▸ AIM
For the listing underneath, give the count of lines containing the string "плоды" and nothing further.

▸ DATASET EXCERPTS
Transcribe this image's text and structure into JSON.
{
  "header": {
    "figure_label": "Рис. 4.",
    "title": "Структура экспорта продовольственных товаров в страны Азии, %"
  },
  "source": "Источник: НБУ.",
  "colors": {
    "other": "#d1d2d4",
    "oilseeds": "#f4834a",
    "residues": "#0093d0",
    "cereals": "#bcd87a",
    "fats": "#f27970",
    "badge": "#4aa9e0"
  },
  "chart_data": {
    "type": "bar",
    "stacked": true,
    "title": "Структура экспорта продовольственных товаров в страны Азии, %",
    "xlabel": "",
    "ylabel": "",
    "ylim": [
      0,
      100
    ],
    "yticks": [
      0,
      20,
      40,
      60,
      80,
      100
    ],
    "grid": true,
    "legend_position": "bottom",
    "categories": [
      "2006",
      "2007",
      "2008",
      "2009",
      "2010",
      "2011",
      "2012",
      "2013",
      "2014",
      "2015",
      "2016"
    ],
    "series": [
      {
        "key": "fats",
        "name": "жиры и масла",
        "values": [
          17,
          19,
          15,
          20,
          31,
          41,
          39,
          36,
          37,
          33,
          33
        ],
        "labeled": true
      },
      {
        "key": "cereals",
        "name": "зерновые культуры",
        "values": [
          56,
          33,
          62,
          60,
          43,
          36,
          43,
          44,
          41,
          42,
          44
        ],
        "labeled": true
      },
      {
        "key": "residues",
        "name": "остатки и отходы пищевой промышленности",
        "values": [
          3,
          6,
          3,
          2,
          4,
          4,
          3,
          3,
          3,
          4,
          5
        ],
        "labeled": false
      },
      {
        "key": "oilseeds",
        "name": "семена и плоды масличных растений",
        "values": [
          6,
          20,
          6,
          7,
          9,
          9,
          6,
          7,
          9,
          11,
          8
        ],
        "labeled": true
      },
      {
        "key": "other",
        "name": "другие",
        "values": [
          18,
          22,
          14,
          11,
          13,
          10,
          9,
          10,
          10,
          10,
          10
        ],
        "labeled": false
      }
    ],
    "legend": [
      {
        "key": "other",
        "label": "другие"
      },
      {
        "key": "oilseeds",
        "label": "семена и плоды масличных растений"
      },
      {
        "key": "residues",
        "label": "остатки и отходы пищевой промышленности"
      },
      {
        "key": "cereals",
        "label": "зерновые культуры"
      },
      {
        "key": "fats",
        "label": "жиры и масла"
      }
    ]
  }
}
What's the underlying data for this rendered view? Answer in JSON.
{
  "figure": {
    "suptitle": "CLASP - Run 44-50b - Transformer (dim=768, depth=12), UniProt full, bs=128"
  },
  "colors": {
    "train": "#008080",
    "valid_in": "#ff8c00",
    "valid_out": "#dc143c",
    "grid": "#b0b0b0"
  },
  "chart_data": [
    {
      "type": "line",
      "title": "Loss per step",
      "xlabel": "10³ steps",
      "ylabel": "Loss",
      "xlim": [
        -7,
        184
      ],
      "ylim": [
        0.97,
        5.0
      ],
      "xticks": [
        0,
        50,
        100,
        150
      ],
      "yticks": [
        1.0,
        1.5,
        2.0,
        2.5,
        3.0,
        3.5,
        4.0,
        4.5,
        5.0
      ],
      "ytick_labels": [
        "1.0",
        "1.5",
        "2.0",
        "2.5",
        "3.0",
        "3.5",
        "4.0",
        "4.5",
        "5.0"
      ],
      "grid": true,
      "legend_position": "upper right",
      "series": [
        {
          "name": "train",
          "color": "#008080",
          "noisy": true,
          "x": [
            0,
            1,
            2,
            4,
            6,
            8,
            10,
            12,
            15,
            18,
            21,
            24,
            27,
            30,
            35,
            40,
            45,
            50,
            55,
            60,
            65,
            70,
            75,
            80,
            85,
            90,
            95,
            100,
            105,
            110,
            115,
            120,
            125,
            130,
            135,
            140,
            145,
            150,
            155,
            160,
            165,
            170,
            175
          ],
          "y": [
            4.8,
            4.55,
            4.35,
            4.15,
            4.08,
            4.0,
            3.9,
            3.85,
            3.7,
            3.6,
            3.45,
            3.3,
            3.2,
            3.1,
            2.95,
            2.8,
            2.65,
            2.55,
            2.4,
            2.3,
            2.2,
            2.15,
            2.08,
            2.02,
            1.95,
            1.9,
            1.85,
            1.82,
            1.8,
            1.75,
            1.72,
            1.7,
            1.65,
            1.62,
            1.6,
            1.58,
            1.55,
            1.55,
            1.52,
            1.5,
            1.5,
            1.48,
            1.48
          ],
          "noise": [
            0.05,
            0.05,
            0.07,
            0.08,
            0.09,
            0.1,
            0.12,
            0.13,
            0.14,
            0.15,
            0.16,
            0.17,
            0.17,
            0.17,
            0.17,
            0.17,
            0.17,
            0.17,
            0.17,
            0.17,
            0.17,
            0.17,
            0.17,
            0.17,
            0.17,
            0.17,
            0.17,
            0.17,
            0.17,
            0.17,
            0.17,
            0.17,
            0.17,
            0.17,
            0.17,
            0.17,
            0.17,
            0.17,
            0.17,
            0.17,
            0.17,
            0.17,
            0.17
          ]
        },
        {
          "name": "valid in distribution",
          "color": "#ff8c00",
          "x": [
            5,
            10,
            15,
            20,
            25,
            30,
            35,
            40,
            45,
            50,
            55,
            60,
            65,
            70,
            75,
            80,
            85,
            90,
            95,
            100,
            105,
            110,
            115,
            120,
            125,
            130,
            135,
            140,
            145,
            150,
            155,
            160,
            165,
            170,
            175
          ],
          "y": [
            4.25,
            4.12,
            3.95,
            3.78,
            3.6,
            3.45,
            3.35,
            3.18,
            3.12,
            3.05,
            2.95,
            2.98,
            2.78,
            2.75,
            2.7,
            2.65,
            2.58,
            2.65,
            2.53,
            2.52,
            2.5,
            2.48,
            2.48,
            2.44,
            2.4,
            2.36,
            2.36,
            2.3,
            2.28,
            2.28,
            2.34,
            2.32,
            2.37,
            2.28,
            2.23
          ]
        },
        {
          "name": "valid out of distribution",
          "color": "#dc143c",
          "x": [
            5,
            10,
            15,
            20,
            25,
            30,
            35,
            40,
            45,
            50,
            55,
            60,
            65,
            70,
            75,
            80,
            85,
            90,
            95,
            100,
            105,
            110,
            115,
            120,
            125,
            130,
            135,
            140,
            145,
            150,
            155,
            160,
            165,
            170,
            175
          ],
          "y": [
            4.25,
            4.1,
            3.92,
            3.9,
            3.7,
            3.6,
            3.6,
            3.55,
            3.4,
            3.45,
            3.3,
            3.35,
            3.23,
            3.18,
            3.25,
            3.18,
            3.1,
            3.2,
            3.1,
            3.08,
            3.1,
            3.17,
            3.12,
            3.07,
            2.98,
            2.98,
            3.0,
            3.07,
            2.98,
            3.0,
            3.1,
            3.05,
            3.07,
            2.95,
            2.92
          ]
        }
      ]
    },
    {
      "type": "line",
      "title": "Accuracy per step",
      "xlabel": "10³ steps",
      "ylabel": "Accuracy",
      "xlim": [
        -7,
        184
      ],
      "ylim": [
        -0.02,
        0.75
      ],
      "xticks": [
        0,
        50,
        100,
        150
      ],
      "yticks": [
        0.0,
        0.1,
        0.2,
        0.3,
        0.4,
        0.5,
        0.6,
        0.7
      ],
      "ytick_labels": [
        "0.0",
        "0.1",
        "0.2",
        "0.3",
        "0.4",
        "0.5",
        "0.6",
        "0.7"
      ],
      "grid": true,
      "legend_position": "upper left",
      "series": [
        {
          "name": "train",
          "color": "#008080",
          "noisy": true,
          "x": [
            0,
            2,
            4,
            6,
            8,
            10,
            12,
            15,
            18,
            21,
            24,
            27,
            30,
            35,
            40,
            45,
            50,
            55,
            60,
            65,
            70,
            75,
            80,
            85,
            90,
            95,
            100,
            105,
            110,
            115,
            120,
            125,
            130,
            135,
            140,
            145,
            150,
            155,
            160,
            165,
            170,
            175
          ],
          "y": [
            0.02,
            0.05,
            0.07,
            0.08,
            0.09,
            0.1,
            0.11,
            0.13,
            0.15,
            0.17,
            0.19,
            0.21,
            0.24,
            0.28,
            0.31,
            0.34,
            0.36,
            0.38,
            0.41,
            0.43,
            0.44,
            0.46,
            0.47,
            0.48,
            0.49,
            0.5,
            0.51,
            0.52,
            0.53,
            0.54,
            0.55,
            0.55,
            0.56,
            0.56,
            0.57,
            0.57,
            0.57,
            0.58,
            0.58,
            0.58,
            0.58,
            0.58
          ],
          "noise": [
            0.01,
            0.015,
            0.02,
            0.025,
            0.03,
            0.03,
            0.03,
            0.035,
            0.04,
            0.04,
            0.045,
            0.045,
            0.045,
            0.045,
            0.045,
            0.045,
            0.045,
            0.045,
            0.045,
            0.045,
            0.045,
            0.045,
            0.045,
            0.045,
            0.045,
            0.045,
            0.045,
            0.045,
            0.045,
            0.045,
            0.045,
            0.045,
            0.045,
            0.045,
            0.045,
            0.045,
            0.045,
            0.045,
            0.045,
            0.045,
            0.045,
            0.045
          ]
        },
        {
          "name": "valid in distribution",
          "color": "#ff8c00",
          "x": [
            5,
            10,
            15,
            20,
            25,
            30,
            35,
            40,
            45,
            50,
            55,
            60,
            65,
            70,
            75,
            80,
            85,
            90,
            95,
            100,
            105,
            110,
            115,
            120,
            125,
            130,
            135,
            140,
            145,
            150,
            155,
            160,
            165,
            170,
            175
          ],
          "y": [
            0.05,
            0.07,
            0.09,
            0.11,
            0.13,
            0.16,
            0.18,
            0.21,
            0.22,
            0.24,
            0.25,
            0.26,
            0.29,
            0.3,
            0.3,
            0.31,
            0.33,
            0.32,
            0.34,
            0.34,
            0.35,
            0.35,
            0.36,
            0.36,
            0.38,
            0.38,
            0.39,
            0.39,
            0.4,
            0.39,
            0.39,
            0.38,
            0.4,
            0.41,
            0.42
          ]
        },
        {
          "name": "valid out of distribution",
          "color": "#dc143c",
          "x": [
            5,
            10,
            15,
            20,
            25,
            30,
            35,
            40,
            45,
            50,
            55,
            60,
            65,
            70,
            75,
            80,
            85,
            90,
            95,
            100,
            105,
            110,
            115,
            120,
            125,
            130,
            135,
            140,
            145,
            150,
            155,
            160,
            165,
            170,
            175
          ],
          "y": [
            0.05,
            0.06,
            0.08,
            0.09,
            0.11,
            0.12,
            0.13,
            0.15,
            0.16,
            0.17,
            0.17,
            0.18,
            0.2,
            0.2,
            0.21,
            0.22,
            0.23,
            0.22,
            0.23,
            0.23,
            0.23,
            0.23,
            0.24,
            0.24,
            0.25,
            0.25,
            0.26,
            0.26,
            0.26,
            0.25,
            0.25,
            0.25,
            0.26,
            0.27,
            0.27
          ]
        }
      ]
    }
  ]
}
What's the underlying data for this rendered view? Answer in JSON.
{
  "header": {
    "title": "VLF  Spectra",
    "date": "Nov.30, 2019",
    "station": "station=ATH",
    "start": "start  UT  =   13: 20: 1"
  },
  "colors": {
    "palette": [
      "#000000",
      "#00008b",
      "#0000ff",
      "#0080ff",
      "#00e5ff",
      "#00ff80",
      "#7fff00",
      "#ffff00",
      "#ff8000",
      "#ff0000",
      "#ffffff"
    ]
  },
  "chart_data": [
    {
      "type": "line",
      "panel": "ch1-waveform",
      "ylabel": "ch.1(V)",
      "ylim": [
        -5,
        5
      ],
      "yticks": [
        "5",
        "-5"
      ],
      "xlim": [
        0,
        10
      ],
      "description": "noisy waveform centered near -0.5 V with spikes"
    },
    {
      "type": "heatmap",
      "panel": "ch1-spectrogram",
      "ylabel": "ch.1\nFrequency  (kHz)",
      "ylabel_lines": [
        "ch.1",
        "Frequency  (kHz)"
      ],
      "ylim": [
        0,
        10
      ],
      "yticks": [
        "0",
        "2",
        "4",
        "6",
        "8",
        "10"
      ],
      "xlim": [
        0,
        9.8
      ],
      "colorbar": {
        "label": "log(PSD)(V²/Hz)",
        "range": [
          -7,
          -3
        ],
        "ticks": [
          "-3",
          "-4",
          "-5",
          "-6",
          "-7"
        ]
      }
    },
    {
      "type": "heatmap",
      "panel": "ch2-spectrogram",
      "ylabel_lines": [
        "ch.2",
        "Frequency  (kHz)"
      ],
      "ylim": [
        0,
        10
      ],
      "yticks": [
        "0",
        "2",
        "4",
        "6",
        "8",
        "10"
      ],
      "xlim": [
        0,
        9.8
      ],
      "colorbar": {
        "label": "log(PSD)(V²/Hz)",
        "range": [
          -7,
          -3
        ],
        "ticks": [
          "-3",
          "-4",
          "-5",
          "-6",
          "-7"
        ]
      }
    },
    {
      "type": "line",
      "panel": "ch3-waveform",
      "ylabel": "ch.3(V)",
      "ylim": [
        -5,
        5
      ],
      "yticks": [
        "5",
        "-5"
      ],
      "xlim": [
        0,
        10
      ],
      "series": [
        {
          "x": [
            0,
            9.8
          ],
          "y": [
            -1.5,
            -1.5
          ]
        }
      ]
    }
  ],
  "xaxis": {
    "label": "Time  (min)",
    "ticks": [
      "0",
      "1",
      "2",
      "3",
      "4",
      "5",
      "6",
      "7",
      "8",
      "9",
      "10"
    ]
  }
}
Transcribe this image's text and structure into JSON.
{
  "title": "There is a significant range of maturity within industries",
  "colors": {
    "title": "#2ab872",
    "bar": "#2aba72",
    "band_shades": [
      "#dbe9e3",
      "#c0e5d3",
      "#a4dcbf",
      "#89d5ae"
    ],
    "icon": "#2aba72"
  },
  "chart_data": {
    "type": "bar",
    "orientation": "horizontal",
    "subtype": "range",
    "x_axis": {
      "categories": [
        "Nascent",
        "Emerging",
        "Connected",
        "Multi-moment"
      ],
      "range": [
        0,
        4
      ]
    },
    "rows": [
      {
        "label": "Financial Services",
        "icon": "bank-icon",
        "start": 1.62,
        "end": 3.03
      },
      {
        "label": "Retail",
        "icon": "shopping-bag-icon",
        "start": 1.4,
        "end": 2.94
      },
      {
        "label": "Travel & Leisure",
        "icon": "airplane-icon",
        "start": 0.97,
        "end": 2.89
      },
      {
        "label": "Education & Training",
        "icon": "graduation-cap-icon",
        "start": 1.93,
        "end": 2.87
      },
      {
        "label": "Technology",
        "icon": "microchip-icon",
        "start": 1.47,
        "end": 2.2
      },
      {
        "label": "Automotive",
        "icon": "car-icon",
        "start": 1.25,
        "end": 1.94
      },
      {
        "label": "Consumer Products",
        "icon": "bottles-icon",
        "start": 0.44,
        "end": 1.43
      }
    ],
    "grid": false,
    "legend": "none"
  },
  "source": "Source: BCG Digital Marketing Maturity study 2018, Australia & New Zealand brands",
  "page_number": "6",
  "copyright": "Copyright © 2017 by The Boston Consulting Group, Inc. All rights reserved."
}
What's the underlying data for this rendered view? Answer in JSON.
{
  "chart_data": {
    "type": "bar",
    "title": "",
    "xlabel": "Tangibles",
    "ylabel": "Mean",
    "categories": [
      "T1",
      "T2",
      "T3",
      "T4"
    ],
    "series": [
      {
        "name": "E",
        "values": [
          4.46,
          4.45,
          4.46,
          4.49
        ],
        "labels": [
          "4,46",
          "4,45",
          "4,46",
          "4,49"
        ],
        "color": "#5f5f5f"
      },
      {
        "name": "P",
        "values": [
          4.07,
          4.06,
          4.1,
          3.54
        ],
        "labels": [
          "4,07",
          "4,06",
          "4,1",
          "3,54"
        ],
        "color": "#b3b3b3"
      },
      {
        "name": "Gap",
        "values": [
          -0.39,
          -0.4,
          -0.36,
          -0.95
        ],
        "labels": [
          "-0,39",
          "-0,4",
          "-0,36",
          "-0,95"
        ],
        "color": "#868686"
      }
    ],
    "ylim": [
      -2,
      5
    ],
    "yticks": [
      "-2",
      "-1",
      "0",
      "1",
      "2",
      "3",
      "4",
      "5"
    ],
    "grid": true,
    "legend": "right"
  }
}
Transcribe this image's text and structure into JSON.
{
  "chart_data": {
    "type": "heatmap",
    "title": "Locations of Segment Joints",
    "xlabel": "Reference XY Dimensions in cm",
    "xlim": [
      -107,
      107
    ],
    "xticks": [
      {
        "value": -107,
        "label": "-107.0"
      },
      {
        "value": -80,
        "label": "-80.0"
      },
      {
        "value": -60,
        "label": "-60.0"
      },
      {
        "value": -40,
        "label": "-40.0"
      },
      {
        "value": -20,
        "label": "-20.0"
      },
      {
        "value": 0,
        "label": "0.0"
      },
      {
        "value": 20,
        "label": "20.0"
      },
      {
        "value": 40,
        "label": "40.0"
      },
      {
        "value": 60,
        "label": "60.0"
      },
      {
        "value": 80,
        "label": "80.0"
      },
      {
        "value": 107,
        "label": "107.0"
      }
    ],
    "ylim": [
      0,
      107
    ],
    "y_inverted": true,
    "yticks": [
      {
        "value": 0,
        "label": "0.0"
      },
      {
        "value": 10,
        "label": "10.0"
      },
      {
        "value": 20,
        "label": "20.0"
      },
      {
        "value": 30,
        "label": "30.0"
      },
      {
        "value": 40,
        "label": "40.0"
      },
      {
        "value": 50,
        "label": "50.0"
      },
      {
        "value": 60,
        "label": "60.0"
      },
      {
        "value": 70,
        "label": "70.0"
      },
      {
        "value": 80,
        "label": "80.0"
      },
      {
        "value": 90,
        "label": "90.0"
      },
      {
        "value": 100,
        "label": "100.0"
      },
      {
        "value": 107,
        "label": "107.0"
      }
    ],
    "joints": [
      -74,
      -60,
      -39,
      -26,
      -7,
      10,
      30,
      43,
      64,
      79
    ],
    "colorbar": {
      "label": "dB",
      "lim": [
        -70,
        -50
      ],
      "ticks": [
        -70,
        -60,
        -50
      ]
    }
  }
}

▸ CORRECT ANSWER
2